▶ _Passage provided_:
I'm using the current MFSTools boot ISO (v3.34-3) from thess github.
I am unable to clone the drive using MFSCOPY due to an inode error.
The error was "Unable to determine transaction type for inode updates, error reading from log entry 7984496" (Same or similar error if I attempt to "backup" the disk with mfs tools)

I used a dedicated external drive dock clone device and that worked fine. I was able to stick the 4TB drive on the Edge and it booted and worked fine (for about a week or so as a test).
However, the drive is still a 2TB volume according to the Tivo info.

When I attempt to mfsadd and mfsaddfix (Using the commands on page 1 of this thread attempting to add 2040), when I boot the Tivo back up, it just appears to get stuck in a boot loop with an error screen "...serious problem... This will take three hours..." however, it just reboots over and over and doesn't stay on that screen.

Any ideas on being able to expand this 2TB drive to a 4TB drive?

Thanks


----------



## Yuterald

The new Edge isn't like the Bolt?! You have to use MFSTools to replace the HD? No thanks. Glad you don't need to do that w/the Bolt or Roamio. Sorry to hear that but I can't help you with that.


----------



## chris_martin

Yuterald said:


> The new Edge isn't like the Bolt?! You have to use MFSTools to replace the HD? No thanks. Glad you don't need to do that w/the Bolt or Roamio. Sorry to hear that but I can't help you with that.


I wanted to keep my settings and shows.

▶ _Requests_:
- 1) Name every TiVo model that the forum thread about upgrading the TiVo Edge drive mentions.
- 2) Resume the forum thread about expanding the TiVo Edge drive, picking up right after its final sentence.
The material that comes after this forum thread has no connection to it.

▶ _Extracted data_:

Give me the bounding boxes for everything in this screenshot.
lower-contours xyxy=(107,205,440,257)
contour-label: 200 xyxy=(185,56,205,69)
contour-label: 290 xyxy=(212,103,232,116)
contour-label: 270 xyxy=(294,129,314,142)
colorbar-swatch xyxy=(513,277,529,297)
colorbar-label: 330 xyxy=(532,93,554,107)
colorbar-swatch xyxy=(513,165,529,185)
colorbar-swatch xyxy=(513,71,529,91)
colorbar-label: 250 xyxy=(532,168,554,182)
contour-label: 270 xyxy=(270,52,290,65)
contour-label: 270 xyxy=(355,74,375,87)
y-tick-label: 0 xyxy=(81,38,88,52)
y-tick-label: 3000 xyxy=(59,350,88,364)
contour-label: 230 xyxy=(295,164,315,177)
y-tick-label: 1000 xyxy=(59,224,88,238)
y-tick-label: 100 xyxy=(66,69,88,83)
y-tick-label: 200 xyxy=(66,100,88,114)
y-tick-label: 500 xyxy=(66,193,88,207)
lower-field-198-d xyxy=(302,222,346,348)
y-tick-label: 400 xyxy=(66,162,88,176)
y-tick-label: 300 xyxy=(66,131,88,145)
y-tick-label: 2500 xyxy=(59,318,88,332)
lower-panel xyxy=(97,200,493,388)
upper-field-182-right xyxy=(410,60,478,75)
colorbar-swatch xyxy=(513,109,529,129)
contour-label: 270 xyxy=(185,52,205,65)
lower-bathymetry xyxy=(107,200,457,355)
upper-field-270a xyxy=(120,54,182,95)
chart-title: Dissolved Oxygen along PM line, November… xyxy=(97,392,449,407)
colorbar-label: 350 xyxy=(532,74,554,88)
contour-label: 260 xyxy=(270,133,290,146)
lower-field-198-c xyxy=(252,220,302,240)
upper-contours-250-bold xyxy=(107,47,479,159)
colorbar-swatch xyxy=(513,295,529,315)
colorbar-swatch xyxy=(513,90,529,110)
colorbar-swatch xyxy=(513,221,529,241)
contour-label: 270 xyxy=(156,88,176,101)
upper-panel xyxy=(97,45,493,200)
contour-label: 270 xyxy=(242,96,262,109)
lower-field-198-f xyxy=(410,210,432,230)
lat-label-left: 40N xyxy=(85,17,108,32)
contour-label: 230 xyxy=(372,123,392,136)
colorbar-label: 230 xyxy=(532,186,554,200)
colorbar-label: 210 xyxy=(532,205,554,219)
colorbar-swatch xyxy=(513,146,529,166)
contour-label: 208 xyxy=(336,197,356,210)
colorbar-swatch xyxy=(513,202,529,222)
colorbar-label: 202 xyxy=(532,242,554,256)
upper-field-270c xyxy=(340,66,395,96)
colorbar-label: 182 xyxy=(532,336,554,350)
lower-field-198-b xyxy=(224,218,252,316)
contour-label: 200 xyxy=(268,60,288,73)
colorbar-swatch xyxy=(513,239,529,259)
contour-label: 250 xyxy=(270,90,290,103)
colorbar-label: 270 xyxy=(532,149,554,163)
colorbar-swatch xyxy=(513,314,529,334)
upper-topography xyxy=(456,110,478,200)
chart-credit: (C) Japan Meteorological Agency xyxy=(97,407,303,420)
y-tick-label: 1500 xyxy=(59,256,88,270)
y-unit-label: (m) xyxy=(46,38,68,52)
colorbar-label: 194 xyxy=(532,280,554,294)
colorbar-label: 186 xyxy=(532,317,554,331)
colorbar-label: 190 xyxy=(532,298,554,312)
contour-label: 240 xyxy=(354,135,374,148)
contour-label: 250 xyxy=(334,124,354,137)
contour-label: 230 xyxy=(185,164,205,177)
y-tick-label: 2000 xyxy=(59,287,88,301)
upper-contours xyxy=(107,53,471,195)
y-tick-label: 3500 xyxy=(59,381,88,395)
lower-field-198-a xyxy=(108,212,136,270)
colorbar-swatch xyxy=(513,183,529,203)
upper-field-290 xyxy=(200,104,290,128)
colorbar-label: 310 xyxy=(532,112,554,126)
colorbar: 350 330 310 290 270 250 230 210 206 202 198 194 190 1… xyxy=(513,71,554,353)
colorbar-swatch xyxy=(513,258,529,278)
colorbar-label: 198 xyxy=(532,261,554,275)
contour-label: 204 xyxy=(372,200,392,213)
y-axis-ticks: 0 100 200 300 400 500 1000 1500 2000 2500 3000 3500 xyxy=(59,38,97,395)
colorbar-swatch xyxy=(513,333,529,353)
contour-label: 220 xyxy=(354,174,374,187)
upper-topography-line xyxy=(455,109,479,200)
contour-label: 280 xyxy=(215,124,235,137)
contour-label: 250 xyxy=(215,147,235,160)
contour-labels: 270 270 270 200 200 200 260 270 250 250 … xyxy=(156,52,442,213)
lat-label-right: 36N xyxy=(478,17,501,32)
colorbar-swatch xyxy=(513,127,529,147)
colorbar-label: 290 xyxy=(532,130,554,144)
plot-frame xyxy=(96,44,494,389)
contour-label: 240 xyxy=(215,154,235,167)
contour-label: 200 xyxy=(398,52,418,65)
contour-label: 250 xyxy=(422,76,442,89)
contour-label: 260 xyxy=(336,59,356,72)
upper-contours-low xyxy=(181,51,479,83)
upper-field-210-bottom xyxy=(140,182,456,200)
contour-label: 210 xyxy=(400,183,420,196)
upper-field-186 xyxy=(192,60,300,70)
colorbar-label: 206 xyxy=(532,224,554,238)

▶ _Exercise responses_:
- 1) Edge, Bolt, Roamio

- 2)
----------



## tommage1

As far as I know you cannot copy and expand an EDGE drive with MFST. You are the first person I have seen to try it, other than myself. The person who "maintains" MFST was going to check it out but has not got around to it (probably because so few people have tried it). I tried multiple times in multiple ways, same "inode" error. Only when trying to copy/expand (and maybe just copy, not sure). If starting fresh no problems, that is what I ended up doing, had 500GB, started fresh with 4TB CMR Sata to Sata external. I did transfer my nearly full 500GB programs to a TE3 Roamio first. Since Edge is TE4 only I will have to use Tivo online if I want to transfer back to the Edge, I have not yet, will just watch on the Roamio or stream to the Edge from the Roamio.


----------



## tommage1

chris_martin said:


> I am attempting to upgrade my Tivo Edge from 2TB to an external 4TB (WD Red Plus CMR drive).
> I'm using the current MFSTools boot ISO (v3.34-3) from thess github.
> I am unable to clone the drive using MFSCOPY due to an inode error.
> The error was "Unable to determine transaction type for inode updates, error reading from log entry 7984496" (Same or similar error if I attempt to "backup" the disk with mfs tools)
> 
> I used a dedicated external drive dock clone device and that worked fine. I was able to stick the 4TB drive on the Edge and it booted and worked fine (for about a week or so as a test).
> However, the drive is still a 2TB volume according to the Tivo info.
> 
> When I attempt to mfsadd and mfsaddfix (Using the commands on page 1 of this thread attempting to add 2040), when I boot the Tivo back up, it just appears to get stuck in a boot loop with an error screen "...serious problem... This will take three hours..." however, it just reboots over and over and doesn't stay on that screen.
> 
> Any ideas on being able to expand this 2TB drive to a 4TB drive?
> 
> Thanks


You may be screwed, since you hooked up the 4TB to the Edge. It worked only because at the time it was an exact clone of the 2TB. If you have done anything since the 4TB has been hooked up you have lost everything on the 2TB also. It's still there but you cannot access it because when you hooked up the 4TB it updated the "map" to recordings and settings on the flash memory on the motherboard. So you MAY end up having to start fresh anyway, with the 4TB blanked.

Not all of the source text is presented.